STATED TASK A: Rewrite the rows from the data source, from the first line through the line with "769, 388, 791]", changing every "interactable" to "clickable" and keeping everything else the same.

PAGE EXTRACT:
┌──
The success of organizations with dynamic relationships depends on the quality of professionalised management it has
Professionalizing growth oriented family businesses
 

Lack of exposure and confidence in outsiders affect the quality of professionalisation

 

Democratic professionalisation is found to be a good blend of familiness and professionalisation, particularly for rapidly growing firms

 

Family businesses are unique in many ways, particularly in India where family members get involved in operations very actively. In a typical mid size family business, there are two sets of key stakeholders, the family and the business managers. In several growth firms, there are non-family owners too. The structure of relationship changes as the business grows, with divergent forces influencing the destiny of the organization over a period of time. The quality of leadership required to adapt the organization to match with the key success determinants is not always easily found. As a result, many firms with inherent potential to grow suffer and fall prey to the negative effects of the multiple forces.

The success of such an organization with dynamic relationships depends on the quality of professionalized management it has. While the term professionalization means doing the right thing the best way in tune with the long term purpose of the organization, and well understood by most, questions about who to decide what is best for the organization are not addressed appropriately. Besides, the transition of an organization from a “one – man show” to a “team show” is not easy. Let us discuss why the organizational transformation is challenging, and what family growth firms can do to manage it.

Factors influencing Professionalisation

Organizational decisions have to be objective and judgment unbiased for sustaining growth. For this to happen the quality of organization structure, systems and processes have to be of high, and person independent. There is clear demarcation of roles and responsibilities at all levels, and there are mechanisms to address decision issues of an undefined nature. Businesses that start with good governance practices such as treating business and family as two separate entities with different sets of critical success factors find the growth transition fairly smooth.

While the process of delegation of operational responsibilities to non-family executives is not too difficult, that of entrusting greater decision making powers is not at all easy. Such empowering as the organization grows big is the essence of professionalisation. Those who successfully manage such a change grow big.

This is not easy to accomplish because of the divergence in the priorities and intensity of the stake holding forces operating on a firm. There are a number of factors directly and indirectly affecting professionalisation of a family business; these are not always relevant in a non-family business context. For instance, appointment of a brother as a top manger may tantamount to finding a business solution for a family problem. At the same time, there are plenty of Indian cases of family businesses entrepreneurially transforming their businesses, even in the face of competition and globalization.
└──
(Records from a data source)
┌──
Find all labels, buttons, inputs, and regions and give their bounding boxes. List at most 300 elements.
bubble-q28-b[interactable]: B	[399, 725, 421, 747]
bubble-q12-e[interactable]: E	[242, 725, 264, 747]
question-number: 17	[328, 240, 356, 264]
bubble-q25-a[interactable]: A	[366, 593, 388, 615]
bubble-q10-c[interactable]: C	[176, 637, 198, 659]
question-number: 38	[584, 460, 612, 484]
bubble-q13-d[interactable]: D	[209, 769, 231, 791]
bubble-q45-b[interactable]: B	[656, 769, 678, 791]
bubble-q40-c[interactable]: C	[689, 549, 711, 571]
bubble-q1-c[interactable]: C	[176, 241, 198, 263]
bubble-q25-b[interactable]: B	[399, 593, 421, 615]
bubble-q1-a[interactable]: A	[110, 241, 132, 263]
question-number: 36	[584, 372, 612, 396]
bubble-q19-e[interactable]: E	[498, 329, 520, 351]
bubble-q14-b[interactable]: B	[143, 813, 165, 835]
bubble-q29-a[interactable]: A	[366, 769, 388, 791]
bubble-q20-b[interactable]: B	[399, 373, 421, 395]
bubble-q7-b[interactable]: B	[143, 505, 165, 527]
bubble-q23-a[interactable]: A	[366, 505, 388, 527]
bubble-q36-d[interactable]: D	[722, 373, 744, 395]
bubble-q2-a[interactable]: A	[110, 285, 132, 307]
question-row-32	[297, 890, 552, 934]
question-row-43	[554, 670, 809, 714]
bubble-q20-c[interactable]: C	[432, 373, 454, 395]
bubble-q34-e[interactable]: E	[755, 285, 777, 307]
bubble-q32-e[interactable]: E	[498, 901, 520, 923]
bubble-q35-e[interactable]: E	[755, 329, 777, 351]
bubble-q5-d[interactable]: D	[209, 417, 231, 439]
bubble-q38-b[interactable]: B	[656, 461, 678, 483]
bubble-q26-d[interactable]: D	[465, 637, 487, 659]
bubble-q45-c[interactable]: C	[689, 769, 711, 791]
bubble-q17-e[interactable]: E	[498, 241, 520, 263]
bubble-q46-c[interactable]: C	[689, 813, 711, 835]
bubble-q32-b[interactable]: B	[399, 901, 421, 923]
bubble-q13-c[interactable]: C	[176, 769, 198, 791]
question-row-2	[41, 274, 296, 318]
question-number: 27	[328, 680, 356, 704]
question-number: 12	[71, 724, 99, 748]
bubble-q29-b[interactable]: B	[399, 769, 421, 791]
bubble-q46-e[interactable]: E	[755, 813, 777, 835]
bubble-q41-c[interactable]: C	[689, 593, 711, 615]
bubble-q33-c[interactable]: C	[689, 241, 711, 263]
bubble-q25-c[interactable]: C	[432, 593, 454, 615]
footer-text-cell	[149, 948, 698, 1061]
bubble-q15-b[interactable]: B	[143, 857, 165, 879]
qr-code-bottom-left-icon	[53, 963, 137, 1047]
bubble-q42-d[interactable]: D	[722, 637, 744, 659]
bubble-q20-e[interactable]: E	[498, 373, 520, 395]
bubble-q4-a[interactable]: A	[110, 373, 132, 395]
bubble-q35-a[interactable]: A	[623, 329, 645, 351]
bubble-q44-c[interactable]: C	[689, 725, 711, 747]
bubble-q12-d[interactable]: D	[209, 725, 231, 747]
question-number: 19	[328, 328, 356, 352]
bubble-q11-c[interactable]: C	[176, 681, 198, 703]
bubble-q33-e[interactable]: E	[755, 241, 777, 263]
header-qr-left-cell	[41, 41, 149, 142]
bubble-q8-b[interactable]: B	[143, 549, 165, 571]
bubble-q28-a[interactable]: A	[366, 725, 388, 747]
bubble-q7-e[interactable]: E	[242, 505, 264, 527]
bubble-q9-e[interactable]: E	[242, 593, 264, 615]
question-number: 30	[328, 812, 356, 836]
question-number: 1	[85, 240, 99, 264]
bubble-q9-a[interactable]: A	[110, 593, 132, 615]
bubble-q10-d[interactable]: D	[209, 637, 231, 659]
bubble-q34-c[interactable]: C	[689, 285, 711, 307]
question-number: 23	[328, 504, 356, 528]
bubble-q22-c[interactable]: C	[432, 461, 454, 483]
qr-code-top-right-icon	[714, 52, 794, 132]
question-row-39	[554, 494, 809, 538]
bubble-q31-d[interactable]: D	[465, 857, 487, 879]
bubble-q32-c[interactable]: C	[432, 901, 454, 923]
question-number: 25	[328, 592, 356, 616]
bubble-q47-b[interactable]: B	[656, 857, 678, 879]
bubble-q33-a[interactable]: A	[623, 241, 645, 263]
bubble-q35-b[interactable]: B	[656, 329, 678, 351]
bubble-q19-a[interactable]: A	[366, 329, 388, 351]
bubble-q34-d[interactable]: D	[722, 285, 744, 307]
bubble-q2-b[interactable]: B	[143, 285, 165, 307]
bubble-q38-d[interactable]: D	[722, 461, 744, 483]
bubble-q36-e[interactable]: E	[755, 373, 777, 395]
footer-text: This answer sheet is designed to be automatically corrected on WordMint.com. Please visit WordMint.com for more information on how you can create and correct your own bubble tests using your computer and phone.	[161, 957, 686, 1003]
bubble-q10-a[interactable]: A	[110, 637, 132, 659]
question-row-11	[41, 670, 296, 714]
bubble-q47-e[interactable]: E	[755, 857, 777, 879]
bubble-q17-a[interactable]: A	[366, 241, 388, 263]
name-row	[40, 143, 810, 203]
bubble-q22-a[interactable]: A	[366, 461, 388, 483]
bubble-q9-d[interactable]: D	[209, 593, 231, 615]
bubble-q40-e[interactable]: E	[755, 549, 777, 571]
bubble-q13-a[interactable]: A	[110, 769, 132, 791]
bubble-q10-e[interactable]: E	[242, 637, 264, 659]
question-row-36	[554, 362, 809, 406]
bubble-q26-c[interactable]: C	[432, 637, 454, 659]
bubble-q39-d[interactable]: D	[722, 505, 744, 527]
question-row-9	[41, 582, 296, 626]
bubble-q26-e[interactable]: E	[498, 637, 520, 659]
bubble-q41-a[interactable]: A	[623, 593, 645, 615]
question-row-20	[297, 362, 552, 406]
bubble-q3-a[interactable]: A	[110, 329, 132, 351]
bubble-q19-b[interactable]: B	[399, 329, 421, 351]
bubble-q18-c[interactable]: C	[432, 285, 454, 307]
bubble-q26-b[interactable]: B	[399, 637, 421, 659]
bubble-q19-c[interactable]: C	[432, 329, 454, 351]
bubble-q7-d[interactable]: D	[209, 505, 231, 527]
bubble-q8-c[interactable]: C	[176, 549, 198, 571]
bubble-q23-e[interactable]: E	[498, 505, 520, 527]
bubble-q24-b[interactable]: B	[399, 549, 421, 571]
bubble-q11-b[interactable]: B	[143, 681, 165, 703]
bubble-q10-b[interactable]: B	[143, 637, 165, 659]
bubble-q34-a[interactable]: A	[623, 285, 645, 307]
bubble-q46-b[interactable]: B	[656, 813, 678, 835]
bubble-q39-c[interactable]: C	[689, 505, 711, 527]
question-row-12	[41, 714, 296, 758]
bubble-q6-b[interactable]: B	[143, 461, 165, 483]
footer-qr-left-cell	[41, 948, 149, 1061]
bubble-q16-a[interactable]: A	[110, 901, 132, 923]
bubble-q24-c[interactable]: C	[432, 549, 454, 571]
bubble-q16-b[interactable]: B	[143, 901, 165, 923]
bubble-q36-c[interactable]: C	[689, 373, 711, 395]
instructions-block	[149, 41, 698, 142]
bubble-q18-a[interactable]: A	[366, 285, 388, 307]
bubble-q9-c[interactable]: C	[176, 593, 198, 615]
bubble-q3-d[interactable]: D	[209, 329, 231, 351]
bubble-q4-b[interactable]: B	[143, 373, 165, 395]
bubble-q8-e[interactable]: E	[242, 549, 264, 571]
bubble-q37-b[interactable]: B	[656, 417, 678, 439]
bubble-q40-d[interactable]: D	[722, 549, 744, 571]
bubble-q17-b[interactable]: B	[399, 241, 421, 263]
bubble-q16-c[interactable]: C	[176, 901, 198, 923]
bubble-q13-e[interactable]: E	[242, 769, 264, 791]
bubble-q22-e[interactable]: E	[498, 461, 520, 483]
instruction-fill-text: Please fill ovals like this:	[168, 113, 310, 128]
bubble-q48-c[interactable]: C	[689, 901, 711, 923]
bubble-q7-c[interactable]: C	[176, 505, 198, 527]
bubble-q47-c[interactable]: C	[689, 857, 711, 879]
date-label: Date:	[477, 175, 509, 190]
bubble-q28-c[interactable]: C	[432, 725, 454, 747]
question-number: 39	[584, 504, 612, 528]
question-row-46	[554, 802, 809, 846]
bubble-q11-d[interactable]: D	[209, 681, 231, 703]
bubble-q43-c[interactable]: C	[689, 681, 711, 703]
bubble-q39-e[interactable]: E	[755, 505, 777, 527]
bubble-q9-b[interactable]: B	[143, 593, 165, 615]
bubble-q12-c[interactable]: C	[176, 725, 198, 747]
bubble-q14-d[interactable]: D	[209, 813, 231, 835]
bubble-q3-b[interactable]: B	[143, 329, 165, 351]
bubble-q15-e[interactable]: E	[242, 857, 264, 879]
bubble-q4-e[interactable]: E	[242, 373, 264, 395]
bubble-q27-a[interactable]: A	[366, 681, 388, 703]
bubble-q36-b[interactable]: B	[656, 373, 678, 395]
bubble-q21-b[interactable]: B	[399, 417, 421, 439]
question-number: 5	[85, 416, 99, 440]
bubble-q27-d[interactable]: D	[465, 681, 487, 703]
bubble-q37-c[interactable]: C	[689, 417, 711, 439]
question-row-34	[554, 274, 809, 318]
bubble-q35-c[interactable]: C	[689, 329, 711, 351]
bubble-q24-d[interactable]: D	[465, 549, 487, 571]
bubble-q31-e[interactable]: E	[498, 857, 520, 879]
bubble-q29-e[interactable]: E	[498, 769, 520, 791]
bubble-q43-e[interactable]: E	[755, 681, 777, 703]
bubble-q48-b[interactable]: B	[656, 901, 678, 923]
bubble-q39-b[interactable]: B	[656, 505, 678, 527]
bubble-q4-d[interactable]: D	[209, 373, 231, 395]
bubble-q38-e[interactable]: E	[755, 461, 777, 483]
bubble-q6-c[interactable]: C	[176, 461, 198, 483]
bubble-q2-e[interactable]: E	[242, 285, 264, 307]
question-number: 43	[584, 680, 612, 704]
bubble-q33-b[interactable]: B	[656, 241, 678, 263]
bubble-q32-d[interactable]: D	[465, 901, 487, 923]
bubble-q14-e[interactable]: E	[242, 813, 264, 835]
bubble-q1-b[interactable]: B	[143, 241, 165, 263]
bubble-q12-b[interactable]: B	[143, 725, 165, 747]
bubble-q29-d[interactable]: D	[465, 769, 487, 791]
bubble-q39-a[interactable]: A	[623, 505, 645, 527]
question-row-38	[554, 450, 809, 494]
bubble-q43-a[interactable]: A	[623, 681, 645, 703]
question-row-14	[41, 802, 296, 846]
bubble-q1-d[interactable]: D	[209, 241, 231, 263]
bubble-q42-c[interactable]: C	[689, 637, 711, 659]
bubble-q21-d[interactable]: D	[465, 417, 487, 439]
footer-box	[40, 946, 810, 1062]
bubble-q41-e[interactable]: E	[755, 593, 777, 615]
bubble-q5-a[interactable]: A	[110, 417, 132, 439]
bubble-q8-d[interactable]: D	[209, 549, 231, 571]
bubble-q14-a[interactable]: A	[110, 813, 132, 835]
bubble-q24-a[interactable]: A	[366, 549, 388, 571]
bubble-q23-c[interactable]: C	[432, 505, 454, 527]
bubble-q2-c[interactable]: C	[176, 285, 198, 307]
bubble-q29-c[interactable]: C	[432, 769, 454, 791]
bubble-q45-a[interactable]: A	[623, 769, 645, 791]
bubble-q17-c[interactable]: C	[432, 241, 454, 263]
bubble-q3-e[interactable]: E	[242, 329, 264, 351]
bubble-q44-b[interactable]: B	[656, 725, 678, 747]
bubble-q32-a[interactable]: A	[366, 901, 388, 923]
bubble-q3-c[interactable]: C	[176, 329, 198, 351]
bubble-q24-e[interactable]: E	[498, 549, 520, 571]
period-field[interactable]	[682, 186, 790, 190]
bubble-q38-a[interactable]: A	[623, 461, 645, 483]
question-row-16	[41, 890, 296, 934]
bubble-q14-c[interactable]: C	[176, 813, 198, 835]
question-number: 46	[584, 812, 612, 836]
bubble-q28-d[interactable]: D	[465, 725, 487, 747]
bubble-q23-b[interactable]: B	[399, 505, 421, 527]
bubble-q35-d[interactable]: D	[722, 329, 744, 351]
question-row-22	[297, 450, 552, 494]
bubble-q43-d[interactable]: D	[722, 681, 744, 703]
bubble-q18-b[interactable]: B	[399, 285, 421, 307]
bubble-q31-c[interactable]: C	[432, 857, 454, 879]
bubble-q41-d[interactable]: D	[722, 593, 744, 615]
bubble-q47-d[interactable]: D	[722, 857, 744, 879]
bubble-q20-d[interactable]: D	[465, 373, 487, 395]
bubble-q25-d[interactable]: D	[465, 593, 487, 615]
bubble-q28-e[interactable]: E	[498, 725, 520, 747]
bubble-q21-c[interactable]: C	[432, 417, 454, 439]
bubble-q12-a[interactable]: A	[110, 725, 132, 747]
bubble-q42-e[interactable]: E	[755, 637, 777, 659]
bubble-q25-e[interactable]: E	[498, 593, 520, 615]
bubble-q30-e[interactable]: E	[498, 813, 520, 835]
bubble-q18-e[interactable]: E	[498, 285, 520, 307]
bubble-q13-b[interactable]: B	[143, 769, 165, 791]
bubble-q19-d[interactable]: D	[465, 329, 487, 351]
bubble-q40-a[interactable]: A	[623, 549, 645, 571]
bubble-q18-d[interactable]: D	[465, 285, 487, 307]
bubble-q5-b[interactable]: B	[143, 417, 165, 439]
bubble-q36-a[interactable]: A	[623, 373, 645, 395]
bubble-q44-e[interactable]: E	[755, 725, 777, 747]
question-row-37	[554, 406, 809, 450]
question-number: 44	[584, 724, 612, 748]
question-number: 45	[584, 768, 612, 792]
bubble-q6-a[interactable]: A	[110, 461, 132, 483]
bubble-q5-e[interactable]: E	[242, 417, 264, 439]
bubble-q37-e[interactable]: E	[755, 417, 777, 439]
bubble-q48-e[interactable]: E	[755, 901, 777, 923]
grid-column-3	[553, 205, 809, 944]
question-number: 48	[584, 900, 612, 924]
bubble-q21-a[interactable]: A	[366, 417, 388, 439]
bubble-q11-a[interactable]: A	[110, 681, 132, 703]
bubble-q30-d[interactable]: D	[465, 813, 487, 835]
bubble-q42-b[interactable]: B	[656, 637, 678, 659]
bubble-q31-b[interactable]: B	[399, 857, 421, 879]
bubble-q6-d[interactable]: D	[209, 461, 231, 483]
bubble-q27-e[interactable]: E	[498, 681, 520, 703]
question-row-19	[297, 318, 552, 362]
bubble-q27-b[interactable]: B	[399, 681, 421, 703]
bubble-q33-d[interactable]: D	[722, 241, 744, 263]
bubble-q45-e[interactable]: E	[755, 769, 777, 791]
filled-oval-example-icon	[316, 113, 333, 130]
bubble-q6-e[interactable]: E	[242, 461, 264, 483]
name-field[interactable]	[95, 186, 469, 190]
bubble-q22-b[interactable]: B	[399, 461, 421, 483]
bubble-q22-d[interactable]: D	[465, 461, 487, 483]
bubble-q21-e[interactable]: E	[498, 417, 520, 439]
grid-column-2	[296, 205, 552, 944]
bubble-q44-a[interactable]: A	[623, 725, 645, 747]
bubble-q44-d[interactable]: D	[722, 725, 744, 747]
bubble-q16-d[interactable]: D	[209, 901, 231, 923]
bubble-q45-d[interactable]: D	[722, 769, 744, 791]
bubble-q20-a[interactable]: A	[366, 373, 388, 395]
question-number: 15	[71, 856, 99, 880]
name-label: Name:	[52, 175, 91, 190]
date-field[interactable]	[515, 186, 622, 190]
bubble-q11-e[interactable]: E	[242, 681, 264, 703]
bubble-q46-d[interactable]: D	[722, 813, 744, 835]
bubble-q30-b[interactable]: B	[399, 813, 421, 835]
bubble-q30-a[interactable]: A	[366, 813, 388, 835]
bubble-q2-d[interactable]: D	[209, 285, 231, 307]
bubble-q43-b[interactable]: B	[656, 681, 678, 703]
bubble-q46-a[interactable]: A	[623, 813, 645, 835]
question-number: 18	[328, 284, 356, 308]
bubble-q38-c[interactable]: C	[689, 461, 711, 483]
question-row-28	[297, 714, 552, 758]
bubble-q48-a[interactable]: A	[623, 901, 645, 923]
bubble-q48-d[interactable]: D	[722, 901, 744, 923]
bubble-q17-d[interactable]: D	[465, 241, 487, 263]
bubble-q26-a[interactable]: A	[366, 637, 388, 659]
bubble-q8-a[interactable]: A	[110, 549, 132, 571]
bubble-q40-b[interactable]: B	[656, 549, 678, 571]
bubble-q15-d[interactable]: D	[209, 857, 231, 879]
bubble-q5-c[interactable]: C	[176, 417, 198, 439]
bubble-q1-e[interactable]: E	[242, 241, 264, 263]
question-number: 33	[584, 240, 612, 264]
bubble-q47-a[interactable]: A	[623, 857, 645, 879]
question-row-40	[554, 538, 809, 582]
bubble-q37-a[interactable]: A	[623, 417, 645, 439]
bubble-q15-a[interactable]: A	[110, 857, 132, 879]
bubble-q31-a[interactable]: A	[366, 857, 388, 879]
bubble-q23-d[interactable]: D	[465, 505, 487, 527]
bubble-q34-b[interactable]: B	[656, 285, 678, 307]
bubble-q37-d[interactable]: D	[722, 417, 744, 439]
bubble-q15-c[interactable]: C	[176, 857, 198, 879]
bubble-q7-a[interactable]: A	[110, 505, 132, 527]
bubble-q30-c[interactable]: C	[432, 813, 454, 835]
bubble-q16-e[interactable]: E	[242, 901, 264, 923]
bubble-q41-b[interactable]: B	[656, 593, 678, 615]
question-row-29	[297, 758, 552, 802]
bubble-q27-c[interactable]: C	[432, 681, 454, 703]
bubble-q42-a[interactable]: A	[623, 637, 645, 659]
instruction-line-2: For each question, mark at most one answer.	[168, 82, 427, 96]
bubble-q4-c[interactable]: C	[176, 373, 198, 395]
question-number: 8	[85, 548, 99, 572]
└──
STATED TASK B:
Answer these questions about the passage on family businesses:
(i) What two sets of key stakeholders does a typical mid size family business have?
(ii) What does the passage call the essence of professionalisation?
(iii) What may the appointment of a brother as a top manager amount to?

WORKED ANSWER A:
Find all labels, buttons, inputs, and regions and give their bounding boxes. List at most 300 elements.
bubble-q28-b[clickable]: B	[399, 725, 421, 747]
bubble-q12-e[clickable]: E	[242, 725, 264, 747]
question-number: 17	[328, 240, 356, 264]
bubble-q25-a[clickable]: A	[366, 593, 388, 615]
bubble-q10-c[clickable]: C	[176, 637, 198, 659]
question-number: 38	[584, 460, 612, 484]
bubble-q13-d[clickable]: D	[209, 769, 231, 791]
bubble-q45-b[clickable]: B	[656, 769, 678, 791]
bubble-q40-c[clickable]: C	[689, 549, 711, 571]
bubble-q1-c[clickable]: C	[176, 241, 198, 263]
bubble-q25-b[clickable]: B	[399, 593, 421, 615]
bubble-q1-a[clickable]: A	[110, 241, 132, 263]
question-number: 36	[584, 372, 612, 396]
bubble-q19-e[clickable]: E	[498, 329, 520, 351]
bubble-q14-b[clickable]: B	[143, 813, 165, 835]
bubble-q29-a[clickable]: A	[366, 769, 388, 791]

WORKED ANSWER B:
(i) The family and the business managers.
(ii) Entrusting greater decision making powers to non-family executives as the organization grows big.
(iii) Finding a business solution for a family problem.